-- start Exercise material --

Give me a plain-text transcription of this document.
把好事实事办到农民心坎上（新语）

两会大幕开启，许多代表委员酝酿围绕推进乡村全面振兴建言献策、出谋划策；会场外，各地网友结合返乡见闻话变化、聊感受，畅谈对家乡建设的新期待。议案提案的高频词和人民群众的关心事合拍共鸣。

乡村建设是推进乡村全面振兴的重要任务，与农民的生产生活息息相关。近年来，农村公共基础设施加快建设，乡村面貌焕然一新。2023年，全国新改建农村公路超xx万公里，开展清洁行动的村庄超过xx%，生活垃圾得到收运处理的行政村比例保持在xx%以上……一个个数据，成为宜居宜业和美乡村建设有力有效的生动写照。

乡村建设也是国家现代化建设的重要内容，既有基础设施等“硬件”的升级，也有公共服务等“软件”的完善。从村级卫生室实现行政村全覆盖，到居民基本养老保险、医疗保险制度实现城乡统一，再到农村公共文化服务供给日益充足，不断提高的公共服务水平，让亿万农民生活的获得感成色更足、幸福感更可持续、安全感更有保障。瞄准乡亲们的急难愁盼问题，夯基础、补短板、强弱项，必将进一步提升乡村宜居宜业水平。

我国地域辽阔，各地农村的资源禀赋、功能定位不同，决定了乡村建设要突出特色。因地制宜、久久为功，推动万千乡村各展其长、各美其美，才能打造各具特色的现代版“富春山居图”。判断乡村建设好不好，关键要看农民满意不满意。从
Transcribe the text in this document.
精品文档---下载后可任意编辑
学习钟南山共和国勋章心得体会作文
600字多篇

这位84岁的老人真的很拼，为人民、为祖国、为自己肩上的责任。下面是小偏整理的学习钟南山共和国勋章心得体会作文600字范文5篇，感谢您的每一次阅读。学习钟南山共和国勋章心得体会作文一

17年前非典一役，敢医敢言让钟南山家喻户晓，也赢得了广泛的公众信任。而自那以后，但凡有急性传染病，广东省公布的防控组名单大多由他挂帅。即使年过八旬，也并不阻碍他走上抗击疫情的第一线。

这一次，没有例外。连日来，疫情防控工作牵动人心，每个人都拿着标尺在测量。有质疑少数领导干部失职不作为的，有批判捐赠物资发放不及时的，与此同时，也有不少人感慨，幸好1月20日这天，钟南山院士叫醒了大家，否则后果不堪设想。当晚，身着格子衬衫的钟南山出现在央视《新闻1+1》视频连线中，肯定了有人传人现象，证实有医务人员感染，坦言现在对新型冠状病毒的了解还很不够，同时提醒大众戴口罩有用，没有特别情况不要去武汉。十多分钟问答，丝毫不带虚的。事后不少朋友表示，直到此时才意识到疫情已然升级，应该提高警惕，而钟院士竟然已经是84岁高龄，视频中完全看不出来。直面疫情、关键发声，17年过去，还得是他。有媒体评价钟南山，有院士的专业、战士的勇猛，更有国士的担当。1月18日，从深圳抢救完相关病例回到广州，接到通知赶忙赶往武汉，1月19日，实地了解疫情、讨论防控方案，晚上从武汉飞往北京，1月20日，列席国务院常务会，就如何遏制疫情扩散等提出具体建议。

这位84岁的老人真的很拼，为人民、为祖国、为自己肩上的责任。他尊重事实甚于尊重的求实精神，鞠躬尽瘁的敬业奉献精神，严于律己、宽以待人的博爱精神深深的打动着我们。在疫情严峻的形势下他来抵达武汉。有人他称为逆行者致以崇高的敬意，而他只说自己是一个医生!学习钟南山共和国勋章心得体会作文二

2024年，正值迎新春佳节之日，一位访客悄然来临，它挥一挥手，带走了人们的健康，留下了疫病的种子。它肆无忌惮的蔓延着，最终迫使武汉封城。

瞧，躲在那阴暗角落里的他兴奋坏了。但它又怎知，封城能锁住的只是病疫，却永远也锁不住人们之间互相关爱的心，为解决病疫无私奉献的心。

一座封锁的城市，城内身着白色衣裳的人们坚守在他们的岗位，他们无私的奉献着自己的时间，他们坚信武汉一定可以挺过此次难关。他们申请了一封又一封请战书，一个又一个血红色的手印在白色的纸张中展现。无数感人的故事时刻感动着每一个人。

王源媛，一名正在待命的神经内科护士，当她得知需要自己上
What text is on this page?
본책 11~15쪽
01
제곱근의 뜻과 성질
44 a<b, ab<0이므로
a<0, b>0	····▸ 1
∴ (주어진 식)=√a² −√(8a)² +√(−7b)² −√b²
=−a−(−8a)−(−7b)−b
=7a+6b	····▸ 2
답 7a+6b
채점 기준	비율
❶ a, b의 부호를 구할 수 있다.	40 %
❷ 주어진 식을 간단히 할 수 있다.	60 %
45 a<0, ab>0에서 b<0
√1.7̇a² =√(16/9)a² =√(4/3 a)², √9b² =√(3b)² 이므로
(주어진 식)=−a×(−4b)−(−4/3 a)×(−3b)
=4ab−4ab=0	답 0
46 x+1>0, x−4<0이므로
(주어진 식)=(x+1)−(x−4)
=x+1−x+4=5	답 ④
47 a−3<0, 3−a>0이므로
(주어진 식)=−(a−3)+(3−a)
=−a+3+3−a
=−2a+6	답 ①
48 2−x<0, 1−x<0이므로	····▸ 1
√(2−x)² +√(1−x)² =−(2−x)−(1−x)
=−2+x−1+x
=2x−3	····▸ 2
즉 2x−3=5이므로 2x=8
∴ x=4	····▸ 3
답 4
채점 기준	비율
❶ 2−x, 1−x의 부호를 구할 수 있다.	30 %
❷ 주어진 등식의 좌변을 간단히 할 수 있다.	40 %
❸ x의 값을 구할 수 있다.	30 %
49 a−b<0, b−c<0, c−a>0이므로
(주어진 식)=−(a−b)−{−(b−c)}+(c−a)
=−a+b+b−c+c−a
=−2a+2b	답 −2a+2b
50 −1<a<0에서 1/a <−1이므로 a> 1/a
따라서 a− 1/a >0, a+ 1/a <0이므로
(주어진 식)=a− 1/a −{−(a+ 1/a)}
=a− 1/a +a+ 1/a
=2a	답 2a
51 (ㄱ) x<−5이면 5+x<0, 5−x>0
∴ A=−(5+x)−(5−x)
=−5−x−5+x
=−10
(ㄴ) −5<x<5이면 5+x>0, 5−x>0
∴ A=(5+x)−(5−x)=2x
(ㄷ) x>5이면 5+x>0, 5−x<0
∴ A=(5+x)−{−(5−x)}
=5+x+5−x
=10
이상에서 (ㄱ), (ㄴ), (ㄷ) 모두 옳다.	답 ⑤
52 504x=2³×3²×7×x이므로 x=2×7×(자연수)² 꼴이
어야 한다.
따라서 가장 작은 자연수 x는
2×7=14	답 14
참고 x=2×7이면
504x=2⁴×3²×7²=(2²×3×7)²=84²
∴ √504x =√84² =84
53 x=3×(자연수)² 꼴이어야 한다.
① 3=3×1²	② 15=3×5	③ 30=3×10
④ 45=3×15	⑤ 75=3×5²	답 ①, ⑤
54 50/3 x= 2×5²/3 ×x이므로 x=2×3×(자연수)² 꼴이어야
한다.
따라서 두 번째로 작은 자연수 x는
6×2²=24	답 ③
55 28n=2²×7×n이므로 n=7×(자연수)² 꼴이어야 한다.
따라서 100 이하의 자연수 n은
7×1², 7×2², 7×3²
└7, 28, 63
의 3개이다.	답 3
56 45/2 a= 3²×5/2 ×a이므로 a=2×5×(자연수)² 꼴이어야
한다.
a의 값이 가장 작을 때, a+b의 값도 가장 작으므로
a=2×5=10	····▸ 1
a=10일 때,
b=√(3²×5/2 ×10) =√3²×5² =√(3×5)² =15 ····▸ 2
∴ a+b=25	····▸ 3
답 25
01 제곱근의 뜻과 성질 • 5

-- end Exercise material --

* **Description of the task**
Scan the material above for the string "text" and report each line where you find it.

* **Expected answer**
Give me a plain-text transcription of this document.
Transcribe the text in this document.
What text is on this page?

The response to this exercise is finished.